● What the task requires
Write out the whole listing word for word.

━━ Dataset rows ━━

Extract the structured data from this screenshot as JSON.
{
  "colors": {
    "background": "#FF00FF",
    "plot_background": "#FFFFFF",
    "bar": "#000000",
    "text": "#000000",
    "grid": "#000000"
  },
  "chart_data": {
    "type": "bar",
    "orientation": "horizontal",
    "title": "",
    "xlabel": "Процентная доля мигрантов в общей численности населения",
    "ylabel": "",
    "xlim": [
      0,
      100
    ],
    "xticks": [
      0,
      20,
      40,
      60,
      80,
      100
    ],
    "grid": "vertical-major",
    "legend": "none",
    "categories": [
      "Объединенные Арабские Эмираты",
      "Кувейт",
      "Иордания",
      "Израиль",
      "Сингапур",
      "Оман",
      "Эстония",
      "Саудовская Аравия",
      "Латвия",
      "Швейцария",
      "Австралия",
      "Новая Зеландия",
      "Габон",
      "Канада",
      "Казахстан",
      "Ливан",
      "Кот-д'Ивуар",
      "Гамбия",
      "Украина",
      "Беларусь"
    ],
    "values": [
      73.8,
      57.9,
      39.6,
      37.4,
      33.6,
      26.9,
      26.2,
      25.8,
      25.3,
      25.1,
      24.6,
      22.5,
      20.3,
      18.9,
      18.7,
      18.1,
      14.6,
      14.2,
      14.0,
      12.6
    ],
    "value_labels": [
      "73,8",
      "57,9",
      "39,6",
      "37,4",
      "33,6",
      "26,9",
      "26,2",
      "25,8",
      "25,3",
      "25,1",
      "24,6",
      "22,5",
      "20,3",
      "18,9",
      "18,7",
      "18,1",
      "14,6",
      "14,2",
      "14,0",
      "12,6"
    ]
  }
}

━━━

● Solution to the exercise
Extract the structured data from this screenshot as JSON.
{
  "colors": {
    "background": "#FF00FF",
    "plot_background": "#FFFFFF",
    "bar": "#000000",
    "text": "#000000",
    "grid": "#000000"
  },
  "chart_data": {
    "type": "bar",
    "orientation": "horizontal",
    "title": "",
    "xlabel": "Процентная доля мигрантов в общей численности населения",
    "ylabel": "",
    "xlim": [
      0,
      100
    ],
    "xticks": [
      0,
      20,
      40,
      60,
      80,
      100
    ],
    "grid": "vertical-major",
    "legend": "none",
    "categories": [
      "Объединенные Арабские Эмираты",
      "Кувейт",
      "Иордания",
      "Израиль",
      "Сингапур",
      "Оман",
      "Эстония",
      "Саудовская Аравия",
      "Латвия",
      "Швейцария",
      "Австралия",
      "Новая Зеландия",
      "Габон",
      "Канада",
      "Казахстан",
      "Ливан",
      "Кот-д'Ивуар",
      "Гамбия",
      "Украина",
      "Беларусь"
    ],
    "values": [
      73.8,
      57.9,
      39.6,
      37.4,
      33.6,
      26.9,
      26.2,
      25.8,
      25.3,
      25.1,
      24.6,
      22.5,
      20.3,
      18.9,
      18.7,
      18.1,
      14.6,
      14.2,
      14.0,
      12.6
    ],
    "value_labels": [
      "73,8",
      "57,9",
      "39,6",
      "37,4",
      "33,6",
      "26,9",
      "26,2",
      "25,8",
      "25,3",
      "25,1",
      "24,6",
      "22,5",
      "20,3",
      "18,9",
      "18,7",
      "18,1",
      "14,6",
      "14,2",
      "14,0",
      "12,6"
    ]
  }
}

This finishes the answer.